Copy out each line of the data that holds the word "κατὰ".

>> start

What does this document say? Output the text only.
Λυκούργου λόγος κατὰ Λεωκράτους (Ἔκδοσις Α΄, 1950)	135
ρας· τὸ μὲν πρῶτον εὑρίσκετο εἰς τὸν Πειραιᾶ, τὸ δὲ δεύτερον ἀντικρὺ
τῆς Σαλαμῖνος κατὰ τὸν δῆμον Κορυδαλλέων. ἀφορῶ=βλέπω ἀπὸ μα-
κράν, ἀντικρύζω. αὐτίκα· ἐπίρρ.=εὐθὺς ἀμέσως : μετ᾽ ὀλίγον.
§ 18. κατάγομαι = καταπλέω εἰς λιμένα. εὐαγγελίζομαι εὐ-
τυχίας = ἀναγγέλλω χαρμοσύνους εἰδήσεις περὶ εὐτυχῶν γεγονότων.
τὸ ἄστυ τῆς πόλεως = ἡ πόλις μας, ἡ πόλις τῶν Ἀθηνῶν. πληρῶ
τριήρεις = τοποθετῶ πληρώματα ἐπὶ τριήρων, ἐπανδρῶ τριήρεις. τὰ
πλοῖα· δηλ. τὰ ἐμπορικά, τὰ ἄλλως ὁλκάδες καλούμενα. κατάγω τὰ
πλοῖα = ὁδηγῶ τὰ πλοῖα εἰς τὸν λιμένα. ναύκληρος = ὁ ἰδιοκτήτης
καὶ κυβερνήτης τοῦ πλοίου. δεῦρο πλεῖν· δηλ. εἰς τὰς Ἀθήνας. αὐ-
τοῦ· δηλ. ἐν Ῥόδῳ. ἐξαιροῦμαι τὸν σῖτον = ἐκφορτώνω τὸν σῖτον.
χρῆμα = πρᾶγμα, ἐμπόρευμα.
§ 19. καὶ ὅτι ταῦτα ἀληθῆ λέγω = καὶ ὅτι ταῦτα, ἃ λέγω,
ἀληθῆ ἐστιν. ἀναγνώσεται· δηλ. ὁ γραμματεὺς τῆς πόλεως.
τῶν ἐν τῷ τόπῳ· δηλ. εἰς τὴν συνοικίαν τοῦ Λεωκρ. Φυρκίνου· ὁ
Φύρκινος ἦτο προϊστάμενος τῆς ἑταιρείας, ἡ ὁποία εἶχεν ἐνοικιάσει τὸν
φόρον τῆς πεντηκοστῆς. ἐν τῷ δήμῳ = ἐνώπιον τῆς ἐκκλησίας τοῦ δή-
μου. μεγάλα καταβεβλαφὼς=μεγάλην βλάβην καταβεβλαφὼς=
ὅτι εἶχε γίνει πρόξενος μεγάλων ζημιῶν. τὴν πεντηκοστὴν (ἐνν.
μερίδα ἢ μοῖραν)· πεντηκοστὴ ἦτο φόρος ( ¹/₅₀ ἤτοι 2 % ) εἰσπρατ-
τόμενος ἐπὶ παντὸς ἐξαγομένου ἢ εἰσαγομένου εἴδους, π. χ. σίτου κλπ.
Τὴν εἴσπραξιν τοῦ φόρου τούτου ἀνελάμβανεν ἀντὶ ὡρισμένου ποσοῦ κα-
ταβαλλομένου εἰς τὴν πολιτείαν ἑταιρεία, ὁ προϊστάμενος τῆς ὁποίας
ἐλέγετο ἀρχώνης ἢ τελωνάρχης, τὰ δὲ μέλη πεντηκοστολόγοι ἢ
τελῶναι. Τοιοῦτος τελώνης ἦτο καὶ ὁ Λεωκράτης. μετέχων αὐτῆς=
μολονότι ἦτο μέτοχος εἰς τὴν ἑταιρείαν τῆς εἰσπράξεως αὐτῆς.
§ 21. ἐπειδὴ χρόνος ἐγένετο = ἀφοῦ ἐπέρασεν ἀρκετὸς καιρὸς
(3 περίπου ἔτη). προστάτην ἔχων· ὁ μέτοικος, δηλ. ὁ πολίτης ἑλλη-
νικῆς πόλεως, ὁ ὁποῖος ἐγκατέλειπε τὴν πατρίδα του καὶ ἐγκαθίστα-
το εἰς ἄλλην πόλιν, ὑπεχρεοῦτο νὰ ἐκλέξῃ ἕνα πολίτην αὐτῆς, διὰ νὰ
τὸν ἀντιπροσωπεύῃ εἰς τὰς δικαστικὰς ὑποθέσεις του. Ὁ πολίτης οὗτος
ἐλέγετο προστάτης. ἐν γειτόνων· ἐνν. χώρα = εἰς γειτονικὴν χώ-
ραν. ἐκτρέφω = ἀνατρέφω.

>> end

> _Finished answer_
Λυκούργου λόγος κατὰ Λεωκράτους (Ἔκδοσις Α΄, 1950)	135
τῆς Σαλαμῖνος κατὰ τὸν δῆμον Κορυδαλλέων. ἀφορῶ=βλέπω ἀπὸ μα-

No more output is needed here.